▶ [YOUR OBJECTIVE]
Which lines below hold the word "some"? Copy all of them.

▶ [RECORDED DATA]

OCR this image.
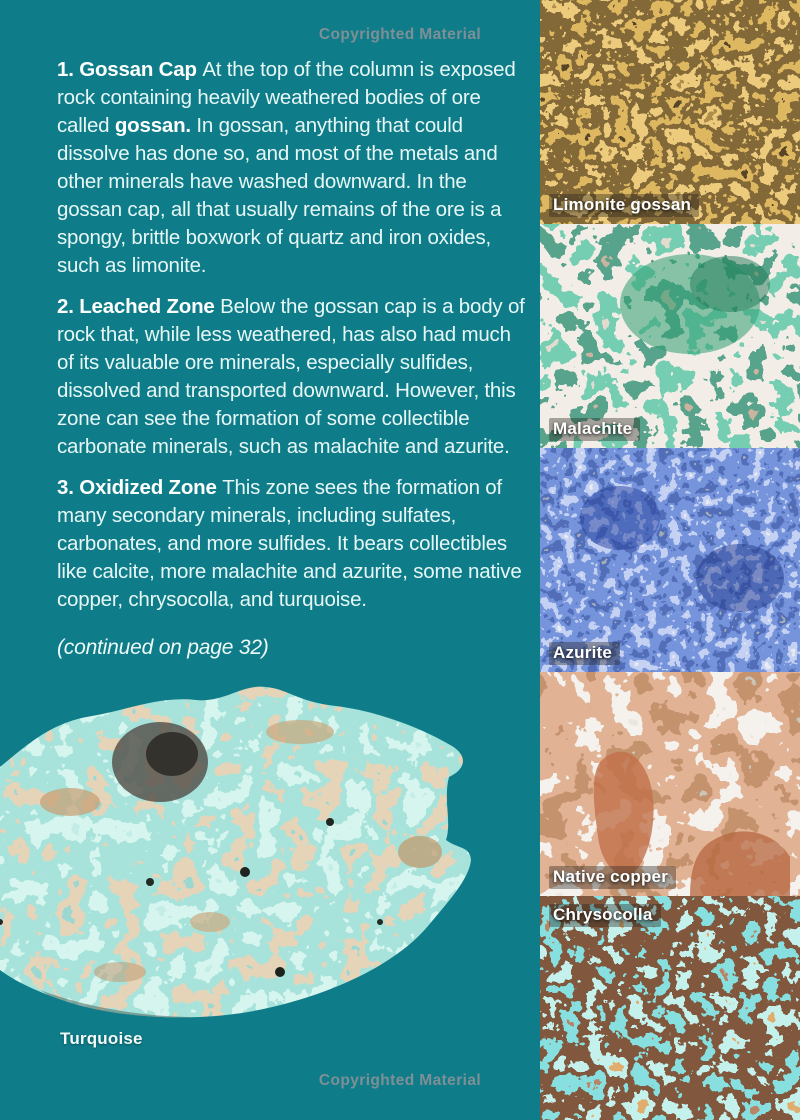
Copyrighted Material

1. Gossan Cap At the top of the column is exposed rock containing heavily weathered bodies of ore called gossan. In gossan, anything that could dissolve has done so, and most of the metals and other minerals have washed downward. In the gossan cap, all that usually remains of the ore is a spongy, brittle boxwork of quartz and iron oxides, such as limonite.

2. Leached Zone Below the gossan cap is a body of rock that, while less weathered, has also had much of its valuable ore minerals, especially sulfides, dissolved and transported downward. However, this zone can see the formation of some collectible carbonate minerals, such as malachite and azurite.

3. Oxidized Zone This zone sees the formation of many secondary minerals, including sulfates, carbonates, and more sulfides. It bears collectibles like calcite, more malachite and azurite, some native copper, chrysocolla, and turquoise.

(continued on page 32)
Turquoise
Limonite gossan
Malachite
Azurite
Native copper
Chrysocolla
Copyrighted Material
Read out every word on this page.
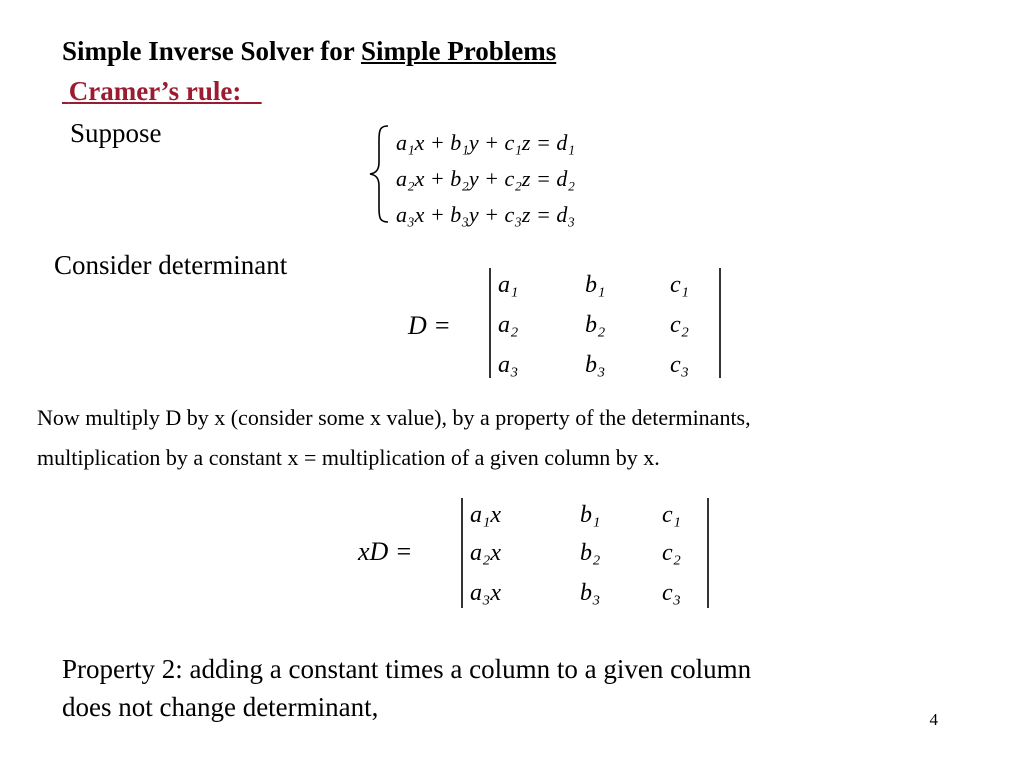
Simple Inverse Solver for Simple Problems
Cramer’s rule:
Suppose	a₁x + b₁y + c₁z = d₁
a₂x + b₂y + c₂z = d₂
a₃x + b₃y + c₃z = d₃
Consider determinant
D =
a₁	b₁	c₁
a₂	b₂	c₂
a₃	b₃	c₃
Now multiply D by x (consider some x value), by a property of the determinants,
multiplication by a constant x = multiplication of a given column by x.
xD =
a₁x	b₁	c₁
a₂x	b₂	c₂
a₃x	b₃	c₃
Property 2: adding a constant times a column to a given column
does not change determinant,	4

▶ [THE OUTPUT]
2. Leached Zone Below the gossan cap is a body of rock that, while less weathered, has also had much of its valuable ore minerals, especially sulfides, dissolved and transported downward. However, this zone can see the formation of some collectible carbonate minerals, such as malachite and azurite.
3. Oxidized Zone This zone sees the formation of many secondary minerals, including sulfates, carbonates, and more sulfides. It bears collectibles like calcite, more malachite and azurite, some native copper, chrysocolla, and turquoise.
Now multiply D by x (consider some x value), by a property of the determinants,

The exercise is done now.